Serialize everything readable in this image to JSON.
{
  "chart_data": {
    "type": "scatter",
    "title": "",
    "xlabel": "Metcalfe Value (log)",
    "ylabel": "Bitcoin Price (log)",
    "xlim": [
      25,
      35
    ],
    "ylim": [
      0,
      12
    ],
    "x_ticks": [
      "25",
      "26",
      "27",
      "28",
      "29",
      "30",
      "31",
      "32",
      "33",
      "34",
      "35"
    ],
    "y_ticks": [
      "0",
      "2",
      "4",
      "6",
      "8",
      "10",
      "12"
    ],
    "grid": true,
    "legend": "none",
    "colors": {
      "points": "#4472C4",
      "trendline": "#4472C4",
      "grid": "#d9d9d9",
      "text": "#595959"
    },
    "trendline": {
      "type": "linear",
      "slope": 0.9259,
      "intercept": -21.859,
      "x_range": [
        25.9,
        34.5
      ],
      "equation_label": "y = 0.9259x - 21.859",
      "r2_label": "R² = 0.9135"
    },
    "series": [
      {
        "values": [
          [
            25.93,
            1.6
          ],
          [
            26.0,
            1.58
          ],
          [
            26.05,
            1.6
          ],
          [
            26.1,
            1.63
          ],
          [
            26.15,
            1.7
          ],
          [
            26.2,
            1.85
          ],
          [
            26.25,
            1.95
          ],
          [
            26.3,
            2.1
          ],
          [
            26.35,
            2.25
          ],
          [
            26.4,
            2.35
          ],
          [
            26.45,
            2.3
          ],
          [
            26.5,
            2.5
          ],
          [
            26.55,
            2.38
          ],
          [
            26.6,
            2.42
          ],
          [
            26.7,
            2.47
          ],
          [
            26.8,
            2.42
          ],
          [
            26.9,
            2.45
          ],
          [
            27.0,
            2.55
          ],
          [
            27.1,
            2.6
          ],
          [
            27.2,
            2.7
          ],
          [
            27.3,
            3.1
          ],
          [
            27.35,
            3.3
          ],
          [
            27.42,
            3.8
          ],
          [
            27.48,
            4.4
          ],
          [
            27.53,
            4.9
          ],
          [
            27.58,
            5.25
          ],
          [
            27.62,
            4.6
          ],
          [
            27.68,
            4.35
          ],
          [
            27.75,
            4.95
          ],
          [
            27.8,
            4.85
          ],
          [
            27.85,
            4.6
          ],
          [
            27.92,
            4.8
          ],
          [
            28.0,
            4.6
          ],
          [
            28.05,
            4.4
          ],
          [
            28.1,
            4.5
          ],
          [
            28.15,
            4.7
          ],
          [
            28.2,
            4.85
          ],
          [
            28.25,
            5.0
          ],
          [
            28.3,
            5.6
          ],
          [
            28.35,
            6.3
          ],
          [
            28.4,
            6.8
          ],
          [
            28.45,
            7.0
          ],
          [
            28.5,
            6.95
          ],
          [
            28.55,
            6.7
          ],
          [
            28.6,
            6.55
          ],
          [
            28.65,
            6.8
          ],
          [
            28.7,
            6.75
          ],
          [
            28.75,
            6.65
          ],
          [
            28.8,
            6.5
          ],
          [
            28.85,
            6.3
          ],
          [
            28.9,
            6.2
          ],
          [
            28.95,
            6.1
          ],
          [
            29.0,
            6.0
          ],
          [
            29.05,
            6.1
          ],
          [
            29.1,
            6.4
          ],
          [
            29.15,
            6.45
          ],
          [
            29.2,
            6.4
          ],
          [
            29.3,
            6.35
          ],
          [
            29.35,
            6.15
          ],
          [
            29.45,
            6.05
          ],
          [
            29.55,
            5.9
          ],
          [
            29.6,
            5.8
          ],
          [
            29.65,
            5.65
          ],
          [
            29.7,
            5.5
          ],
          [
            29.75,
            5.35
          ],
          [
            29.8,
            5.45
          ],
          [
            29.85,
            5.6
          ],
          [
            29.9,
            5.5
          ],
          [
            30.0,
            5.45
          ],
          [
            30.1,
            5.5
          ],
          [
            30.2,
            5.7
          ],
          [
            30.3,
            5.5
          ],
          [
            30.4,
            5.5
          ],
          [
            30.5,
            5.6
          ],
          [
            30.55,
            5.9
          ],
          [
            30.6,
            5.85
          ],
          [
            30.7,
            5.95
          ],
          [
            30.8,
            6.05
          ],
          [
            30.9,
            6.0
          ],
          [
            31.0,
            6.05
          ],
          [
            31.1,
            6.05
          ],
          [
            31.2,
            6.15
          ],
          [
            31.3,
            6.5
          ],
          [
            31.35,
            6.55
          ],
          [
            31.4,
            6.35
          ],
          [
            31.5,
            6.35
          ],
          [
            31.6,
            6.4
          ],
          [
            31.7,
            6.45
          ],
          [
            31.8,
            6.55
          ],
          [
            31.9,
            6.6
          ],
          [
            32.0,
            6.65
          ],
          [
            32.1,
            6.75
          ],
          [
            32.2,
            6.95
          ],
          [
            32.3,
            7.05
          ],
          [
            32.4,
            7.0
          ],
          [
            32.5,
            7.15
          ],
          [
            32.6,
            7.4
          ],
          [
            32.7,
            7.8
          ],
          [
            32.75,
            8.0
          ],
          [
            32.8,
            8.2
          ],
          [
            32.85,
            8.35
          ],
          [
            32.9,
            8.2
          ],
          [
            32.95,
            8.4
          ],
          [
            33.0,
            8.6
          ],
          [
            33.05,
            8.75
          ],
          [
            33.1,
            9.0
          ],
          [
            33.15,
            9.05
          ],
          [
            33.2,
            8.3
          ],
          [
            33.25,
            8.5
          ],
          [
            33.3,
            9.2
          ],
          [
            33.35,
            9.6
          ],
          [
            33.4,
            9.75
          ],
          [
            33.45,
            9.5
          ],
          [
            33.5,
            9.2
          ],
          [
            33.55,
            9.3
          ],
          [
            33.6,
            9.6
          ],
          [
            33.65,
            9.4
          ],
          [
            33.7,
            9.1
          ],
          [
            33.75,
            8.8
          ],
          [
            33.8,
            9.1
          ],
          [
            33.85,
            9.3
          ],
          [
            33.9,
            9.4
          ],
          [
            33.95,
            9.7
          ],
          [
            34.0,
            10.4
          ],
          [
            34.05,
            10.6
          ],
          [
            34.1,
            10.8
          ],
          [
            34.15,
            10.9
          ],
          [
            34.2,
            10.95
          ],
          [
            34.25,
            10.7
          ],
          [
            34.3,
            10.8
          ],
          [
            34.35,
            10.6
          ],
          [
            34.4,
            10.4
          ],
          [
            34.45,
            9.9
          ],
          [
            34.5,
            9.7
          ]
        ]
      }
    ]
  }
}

++++++++++

**PROBLEM STATEMENT**. Reproduce each record shown above without altering a single word.

**WRITTEN RESPONSE**.
Serialize everything readable in this image to JSON.
{
  "chart_data": {
    "type": "scatter",
    "title": "",
    "xlabel": "Metcalfe Value (log)",
    "ylabel": "Bitcoin Price (log)",
    "xlim": [
      25,
      35
    ],
    "ylim": [
      0,
      12
    ],
    "x_ticks": [
      "25",
      "26",
      "27",
      "28",
      "29",
      "30",
      "31",
      "32",
      "33",
      "34",
      "35"
    ],
    "y_ticks": [
      "0",
      "2",
      "4",
      "6",
      "8",
      "10",
      "12"
    ],
    "grid": true,
    "legend": "none",
    "colors": {
      "points": "#4472C4",
      "trendline": "#4472C4",
      "grid": "#d9d9d9",
      "text": "#595959"
    },
    "trendline": {
      "type": "linear",
      "slope": 0.9259,
      "intercept": -21.859,
      "x_range": [
        25.9,
        34.5
      ],
      "equation_label": "y = 0.9259x - 21.859",
      "r2_label": "R² = 0.9135"
    },
    "series": [
      {
        "values": [
          [
            25.93,
            1.6
          ],
          [
            26.0,
            1.58
          ],
          [
            26.05,
            1.6
          ],
          [
            26.1,
            1.63
          ],
          [
            26.15,
            1.7
          ],
          [
            26.2,
            1.85
          ],
          [
            26.25,
            1.95
          ],
          [
            26.3,
            2.1
          ],
          [
            26.35,
            2.25
          ],
          [
            26.4,
            2.35
          ],
          [
            26.45,
            2.3
          ],
          [
            26.5,
            2.5
          ],
          [
            26.55,
            2.38
          ],
          [
            26.6,
            2.42
          ],
          [
            26.7,
            2.47
          ],
          [
            26.8,
            2.42
          ],
          [
            26.9,
            2.45
          ],
          [
            27.0,
            2.55
          ],
          [
            27.1,
            2.6
          ],
          [
            27.2,
            2.7
          ],
          [
            27.3,
            3.1
          ],
          [
            27.35,
            3.3
          ],
          [
            27.42,
            3.8
          ],
          [
            27.48,
            4.4
          ],
          [
            27.53,
            4.9
          ],
          [
            27.58,
            5.25
          ],
          [
            27.62,
            4.6
          ],
          [
            27.68,
            4.35
          ],
          [
            27.75,
            4.95
          ],
          [
            27.8,
            4.85
          ],
          [
            27.85,
            4.6
          ],
          [
            27.92,
            4.8
          ],
          [
            28.0,
            4.6
          ],
          [
            28.05,
            4.4
          ],
          [
            28.1,
            4.5
          ],
          [
            28.15,
            4.7
          ],
          [
            28.2,
            4.85
          ],
          [
            28.25,
            5.0
          ],
          [
            28.3,
            5.6
          ],
          [
            28.35,
            6.3
          ],
          [
            28.4,
            6.8
          ],
          [
            28.45,
            7.0
          ],
          [
            28.5,
            6.95
          ],
          [
            28.55,
            6.7
          ],
          [
            28.6,
            6.55
          ],
          [
            28.65,
            6.8
          ],
          [
            28.7,
            6.75
          ],
          [
            28.75,
            6.65
          ],
          [
            28.8,
            6.5
          ],
          [
            28.85,
            6.3
          ],
          [
            28.9,
            6.2
          ],
          [
            28.95,
            6.1
          ],
          [
            29.0,
            6.0
          ],
          [
            29.05,
            6.1
          ],
          [
            29.1,
            6.4
          ],
          [
            29.15,
            6.45
          ],
          [
            29.2,
            6.4
          ],
          [
            29.3,
            6.35
          ],
          [
            29.35,
            6.15
          ],
          [
            29.45,
            6.05
          ],
          [
            29.55,
            5.9
          ],
          [
            29.6,
            5.8
          ],
          [
            29.65,
            5.65
          ],
          [
            29.7,
            5.5
          ],
          [
            29.75,
            5.35
          ],
          [
            29.8,
            5.45
          ],
          [
            29.85,
            5.6
          ],
          [
            29.9,
            5.5
          ],
          [
            30.0,
            5.45
          ],
          [
            30.1,
            5.5
          ],
          [
            30.2,
            5.7
          ],
          [
            30.3,
            5.5
          ],
          [
            30.4,
            5.5
          ],
          [
            30.5,
            5.6
          ],
          [
            30.55,
            5.9
          ],
          [
            30.6,
            5.85
          ],
          [
            30.7,
            5.95
          ],
          [
            30.8,
            6.05
          ],
          [
            30.9,
            6.0
          ],
          [
            31.0,
            6.05
          ],
          [
            31.1,
            6.05
          ],
          [
            31.2,
            6.15
          ],
          [
            31.3,
            6.5
          ],
          [
            31.35,
            6.55
          ],
          [
            31.4,
            6.35
          ],
          [
            31.5,
            6.35
          ],
          [
            31.6,
            6.4
          ],
          [
            31.7,
            6.45
          ],
          [
            31.8,
            6.55
          ],
          [
            31.9,
            6.6
          ],
          [
            32.0,
            6.65
          ],
          [
            32.1,
            6.75
          ],
          [
            32.2,
            6.95
          ],
          [
            32.3,
            7.05
          ],
          [
            32.4,
            7.0
          ],
          [
            32.5,
            7.15
          ],
          [
            32.6,
            7.4
          ],
          [
            32.7,
            7.8
          ],
          [
            32.75,
            8.0
          ],
          [
            32.8,
            8.2
          ],
          [
            32.85,
            8.35
          ],
          [
            32.9,
            8.2
          ],
          [
            32.95,
            8.4
          ],
          [
            33.0,
            8.6
          ],
          [
            33.05,
            8.75
          ],
          [
            33.1,
            9.0
          ],
          [
            33.15,
            9.05
          ],
          [
            33.2,
            8.3
          ],
          [
            33.25,
            8.5
          ],
          [
            33.3,
            9.2
          ],
          [
            33.35,
            9.6
          ],
          [
            33.4,
            9.75
          ],
          [
            33.45,
            9.5
          ],
          [
            33.5,
            9.2
          ],
          [
            33.55,
            9.3
          ],
          [
            33.6,
            9.6
          ],
          [
            33.65,
            9.4
          ],
          [
            33.7,
            9.1
          ],
          [
            33.75,
            8.8
          ],
          [
            33.8,
            9.1
          ],
          [
            33.85,
            9.3
          ],
          [
            33.9,
            9.4
          ],
          [
            33.95,
            9.7
          ],
          [
            34.0,
            10.4
          ],
          [
            34.05,
            10.6
          ],
          [
            34.1,
            10.8
          ],
          [
            34.15,
            10.9
          ],
          [
            34.2,
            10.95
          ],
          [
            34.25,
            10.7
          ],
          [
            34.3,
            10.8
          ],
          [
            34.35,
            10.6
          ],
          [
            34.4,
            10.4
          ],
          [
            34.45,
            9.9
          ],
          [
            34.5,
            9.7
          ]
        ]
      }
    ]
  }
}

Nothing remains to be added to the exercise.